WHAT YOU HAVE TO DO → Return all of the entries word for word, but omit the pictures they contain.

RAW RECORDS →
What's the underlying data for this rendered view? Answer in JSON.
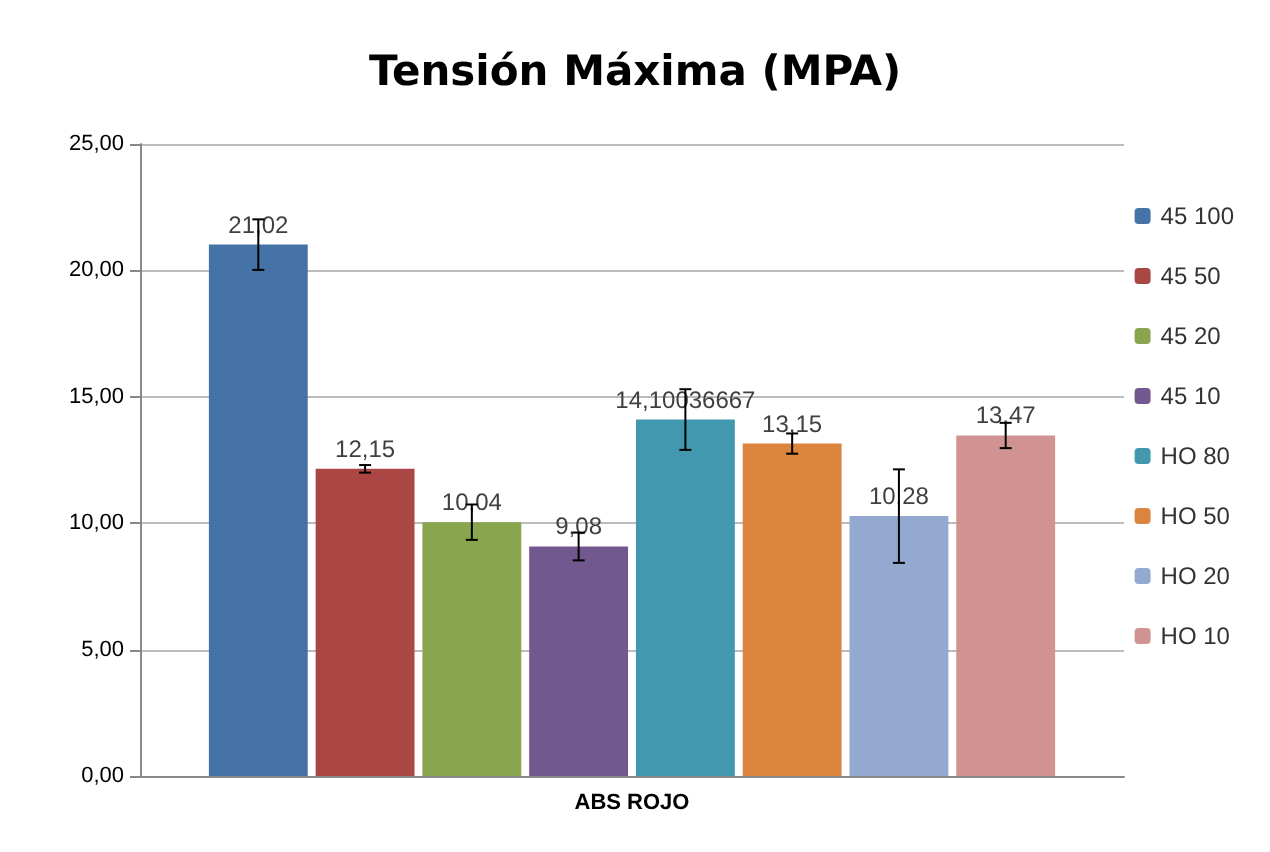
{
  "chart_data": {
    "type": "bar",
    "title": "Tensión Máxima (MPA)",
    "categories": [
      "ABS ROJO"
    ],
    "series": [
      {
        "name": "45 100",
        "color": "#4572a7",
        "values": [
          21.02
        ],
        "errors": [
          1.0
        ],
        "value_labels": [
          "21,02"
        ]
      },
      {
        "name": "45 50",
        "color": "#aa4643",
        "values": [
          12.15
        ],
        "errors": [
          0.15
        ],
        "value_labels": [
          "12,15"
        ]
      },
      {
        "name": "45 20",
        "color": "#89a54e",
        "values": [
          10.04
        ],
        "errors": [
          0.7
        ],
        "value_labels": [
          "10,04"
        ]
      },
      {
        "name": "45 10",
        "color": "#71588f",
        "values": [
          9.08
        ],
        "errors": [
          0.55
        ],
        "value_labels": [
          "9,08"
        ]
      },
      {
        "name": "HO 80",
        "color": "#4198af",
        "values": [
          14.10036667
        ],
        "errors": [
          1.2
        ],
        "value_labels": [
          "14,10036667"
        ]
      },
      {
        "name": "HO 50",
        "color": "#db843d",
        "values": [
          13.15
        ],
        "errors": [
          0.4
        ],
        "value_labels": [
          "13,15"
        ]
      },
      {
        "name": "HO 20",
        "color": "#93a9cf",
        "values": [
          10.28
        ],
        "errors": [
          1.85
        ],
        "value_labels": [
          "10,28"
        ]
      },
      {
        "name": "HO 10",
        "color": "#d19392",
        "values": [
          13.47
        ],
        "errors": [
          0.5
        ],
        "value_labels": [
          "13,47"
        ]
      }
    ],
    "ylim": [
      0,
      25
    ],
    "yticks": [
      {
        "value": 0,
        "label": "0,00"
      },
      {
        "value": 5,
        "label": "5,00"
      },
      {
        "value": 10,
        "label": "10,00"
      },
      {
        "value": 15,
        "label": "15,00"
      },
      {
        "value": 20,
        "label": "20,00"
      },
      {
        "value": 25,
        "label": "25,00"
      }
    ],
    "grid": true,
    "legend": "right"
  }
}
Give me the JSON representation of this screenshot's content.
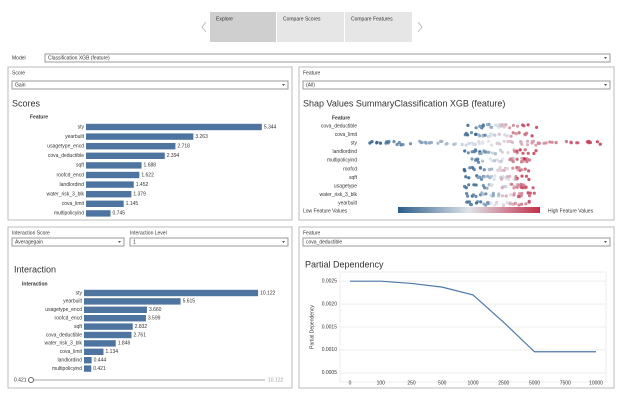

TASK RESULT →
What's the underlying data for this rendered view? Answer in JSON.
{
  "chart_data": {
    "type": "bar",
    "title": "Tensión Máxima (MPA)",
    "categories": [
      "ABS ROJO"
    ],
    "series": [
      {
        "name": "45 100",
        "color": "#4572a7",
        "values": [
          21.02
        ],
        "errors": [
          1.0
        ],
        "value_labels": [
          "21,02"
        ]
      },
      {
        "name": "45 50",
        "color": "#aa4643",
        "values": [
          12.15
        ],
        "errors": [
          0.15
        ],
        "value_labels": [
          "12,15"
        ]
      },
      {
        "name": "45 20",
        "color": "#89a54e",
        "values": [
          10.04
        ],
        "errors": [
          0.7
        ],
        "value_labels": [
          "10,04"
        ]
      },
      {
        "name": "45 10",
        "color": "#71588f",
        "values": [
          9.08
        ],
        "errors": [
          0.55
        ],
        "value_labels": [
          "9,08"
        ]
      },
      {
        "name": "HO 80",
        "color": "#4198af",
        "values": [
          14.10036667
        ],
        "errors": [
          1.2
        ],
        "value_labels": [
          "14,10036667"
        ]
      },
      {
        "name": "HO 50",
        "color": "#db843d",
        "values": [
          13.15
        ],
        "errors": [
          0.4
        ],
        "value_labels": [
          "13,15"
        ]
      },
      {
        "name": "HO 20",
        "color": "#93a9cf",
        "values": [
          10.28
        ],
        "errors": [
          1.85
        ],
        "value_labels": [
          "10,28"
        ]
      },
      {
        "name": "HO 10",
        "color": "#d19392",
        "values": [
          13.47
        ],
        "errors": [
          0.5
        ],
        "value_labels": [
          "13,47"
        ]
      }
    ],
    "ylim": [
      0,
      25
    ],
    "yticks": [
      {
        "value": 0,
        "label": "0,00"
      },
      {
        "value": 5,
        "label": "5,00"
      },
      {
        "value": 10,
        "label": "10,00"
      },
      {
        "value": 15,
        "label": "15,00"
      },
      {
        "value": 20,
        "label": "20,00"
      },
      {
        "value": 25,
        "label": "25,00"
      }
    ],
    "grid": true,
    "legend": "right"
  }
}
Give me the JSON representation of this screenshot's content.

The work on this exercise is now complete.